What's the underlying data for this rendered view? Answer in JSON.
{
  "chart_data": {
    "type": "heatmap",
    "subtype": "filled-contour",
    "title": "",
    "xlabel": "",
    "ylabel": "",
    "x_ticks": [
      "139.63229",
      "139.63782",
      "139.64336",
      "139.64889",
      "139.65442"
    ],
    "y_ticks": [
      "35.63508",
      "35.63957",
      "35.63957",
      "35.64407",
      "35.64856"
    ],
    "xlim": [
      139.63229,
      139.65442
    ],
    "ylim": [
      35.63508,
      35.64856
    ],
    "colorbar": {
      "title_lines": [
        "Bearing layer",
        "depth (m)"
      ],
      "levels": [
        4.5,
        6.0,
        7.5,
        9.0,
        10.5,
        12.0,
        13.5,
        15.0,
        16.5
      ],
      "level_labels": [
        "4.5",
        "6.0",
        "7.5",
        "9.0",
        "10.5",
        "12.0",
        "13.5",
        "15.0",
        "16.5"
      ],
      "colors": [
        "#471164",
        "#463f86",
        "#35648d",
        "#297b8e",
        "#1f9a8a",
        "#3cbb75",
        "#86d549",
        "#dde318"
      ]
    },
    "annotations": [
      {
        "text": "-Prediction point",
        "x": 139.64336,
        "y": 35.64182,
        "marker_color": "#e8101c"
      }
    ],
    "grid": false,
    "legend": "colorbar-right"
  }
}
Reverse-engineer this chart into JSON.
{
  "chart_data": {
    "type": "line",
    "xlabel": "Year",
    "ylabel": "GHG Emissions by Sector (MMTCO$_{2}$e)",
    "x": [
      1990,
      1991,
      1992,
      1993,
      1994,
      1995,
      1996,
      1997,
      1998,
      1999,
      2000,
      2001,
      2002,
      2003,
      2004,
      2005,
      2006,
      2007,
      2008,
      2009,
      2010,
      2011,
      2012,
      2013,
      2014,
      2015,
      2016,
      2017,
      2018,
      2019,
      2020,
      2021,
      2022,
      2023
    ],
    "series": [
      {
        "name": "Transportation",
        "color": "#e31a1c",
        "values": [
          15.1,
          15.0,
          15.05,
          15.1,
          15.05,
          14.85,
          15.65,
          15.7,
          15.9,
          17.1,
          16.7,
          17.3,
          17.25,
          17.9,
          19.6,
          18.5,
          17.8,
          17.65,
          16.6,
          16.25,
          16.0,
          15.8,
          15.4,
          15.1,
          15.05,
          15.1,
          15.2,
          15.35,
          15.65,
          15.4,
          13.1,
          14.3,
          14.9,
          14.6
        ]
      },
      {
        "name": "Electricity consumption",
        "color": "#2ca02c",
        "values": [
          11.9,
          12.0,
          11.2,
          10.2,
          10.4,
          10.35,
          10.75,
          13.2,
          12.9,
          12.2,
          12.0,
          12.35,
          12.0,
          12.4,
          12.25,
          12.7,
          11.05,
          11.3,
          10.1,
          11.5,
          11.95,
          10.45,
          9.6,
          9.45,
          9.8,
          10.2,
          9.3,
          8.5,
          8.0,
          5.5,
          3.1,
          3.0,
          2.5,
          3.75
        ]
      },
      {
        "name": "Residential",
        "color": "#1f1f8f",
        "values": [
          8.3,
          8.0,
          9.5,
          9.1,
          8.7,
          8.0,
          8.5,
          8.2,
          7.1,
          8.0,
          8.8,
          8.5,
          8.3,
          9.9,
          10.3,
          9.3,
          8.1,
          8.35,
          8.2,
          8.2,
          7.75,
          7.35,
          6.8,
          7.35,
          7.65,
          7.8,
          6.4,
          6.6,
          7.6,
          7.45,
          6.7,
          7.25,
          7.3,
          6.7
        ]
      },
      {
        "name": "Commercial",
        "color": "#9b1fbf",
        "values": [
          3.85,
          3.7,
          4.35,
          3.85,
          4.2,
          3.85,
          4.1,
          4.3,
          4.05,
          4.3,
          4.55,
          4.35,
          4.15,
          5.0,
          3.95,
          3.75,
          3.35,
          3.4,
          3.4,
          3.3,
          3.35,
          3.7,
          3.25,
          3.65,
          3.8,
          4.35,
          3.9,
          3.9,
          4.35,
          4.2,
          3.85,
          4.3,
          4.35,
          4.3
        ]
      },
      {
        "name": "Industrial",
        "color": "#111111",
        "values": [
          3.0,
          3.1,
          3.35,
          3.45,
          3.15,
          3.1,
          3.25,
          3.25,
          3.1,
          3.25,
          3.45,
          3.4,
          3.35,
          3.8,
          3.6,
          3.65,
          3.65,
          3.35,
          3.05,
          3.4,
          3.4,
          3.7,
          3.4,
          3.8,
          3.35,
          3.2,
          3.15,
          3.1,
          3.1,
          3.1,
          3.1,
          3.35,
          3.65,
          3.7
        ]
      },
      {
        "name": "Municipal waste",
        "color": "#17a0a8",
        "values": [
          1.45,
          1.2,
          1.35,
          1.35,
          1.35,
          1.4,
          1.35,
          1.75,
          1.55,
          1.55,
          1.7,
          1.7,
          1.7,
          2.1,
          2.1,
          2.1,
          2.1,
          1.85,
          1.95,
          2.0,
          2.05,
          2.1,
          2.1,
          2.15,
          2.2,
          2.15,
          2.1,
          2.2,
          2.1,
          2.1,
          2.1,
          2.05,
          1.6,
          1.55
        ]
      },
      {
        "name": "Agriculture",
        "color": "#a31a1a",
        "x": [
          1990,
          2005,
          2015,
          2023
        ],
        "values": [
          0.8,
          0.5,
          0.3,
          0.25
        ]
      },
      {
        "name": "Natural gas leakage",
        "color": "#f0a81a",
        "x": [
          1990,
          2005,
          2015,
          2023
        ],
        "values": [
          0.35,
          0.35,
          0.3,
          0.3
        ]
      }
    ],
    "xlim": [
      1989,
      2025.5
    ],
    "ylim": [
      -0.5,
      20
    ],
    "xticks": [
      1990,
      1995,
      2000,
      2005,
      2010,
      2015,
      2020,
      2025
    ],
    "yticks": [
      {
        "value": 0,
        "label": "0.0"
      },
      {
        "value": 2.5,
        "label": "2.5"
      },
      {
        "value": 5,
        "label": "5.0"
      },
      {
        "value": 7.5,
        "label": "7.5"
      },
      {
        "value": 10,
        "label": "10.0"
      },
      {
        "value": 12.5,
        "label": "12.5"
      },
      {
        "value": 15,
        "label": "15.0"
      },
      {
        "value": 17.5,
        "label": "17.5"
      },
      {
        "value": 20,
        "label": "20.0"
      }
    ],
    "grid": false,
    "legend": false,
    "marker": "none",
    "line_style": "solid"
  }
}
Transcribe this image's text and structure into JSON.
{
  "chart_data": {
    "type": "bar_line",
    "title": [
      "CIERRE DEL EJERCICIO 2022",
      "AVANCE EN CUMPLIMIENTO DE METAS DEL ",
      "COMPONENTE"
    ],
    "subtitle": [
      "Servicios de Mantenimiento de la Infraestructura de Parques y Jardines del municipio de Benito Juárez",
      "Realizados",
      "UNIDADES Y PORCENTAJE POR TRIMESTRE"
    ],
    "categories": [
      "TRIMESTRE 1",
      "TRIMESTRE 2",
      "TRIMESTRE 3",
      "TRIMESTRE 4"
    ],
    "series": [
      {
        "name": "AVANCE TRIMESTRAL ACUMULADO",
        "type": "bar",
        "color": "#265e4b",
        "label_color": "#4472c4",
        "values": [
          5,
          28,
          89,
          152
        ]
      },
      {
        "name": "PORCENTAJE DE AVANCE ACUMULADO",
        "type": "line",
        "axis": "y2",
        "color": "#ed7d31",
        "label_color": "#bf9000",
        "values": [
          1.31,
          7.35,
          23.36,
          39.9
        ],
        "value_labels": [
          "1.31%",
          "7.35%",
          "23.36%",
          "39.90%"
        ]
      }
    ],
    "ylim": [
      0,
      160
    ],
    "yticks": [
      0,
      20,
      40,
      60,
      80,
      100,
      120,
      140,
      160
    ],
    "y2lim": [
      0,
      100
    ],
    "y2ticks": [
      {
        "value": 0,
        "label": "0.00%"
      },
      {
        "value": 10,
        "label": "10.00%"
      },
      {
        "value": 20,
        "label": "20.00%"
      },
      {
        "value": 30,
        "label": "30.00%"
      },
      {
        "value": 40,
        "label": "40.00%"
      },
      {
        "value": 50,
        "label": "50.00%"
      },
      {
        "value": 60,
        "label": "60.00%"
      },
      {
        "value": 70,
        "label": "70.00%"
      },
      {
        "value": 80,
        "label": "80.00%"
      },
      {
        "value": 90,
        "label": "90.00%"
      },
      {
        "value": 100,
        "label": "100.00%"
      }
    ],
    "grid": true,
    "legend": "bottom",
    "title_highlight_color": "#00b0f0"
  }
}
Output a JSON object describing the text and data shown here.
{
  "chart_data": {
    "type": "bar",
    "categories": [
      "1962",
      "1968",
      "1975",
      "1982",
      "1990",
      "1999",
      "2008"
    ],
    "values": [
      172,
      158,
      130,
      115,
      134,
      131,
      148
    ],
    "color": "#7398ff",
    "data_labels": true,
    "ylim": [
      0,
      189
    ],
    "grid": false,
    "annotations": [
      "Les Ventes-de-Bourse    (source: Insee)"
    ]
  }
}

# Exercise directions:
Say how many lines in this listing hold the string "text", giving the count and nothing more.

# Task answer:
3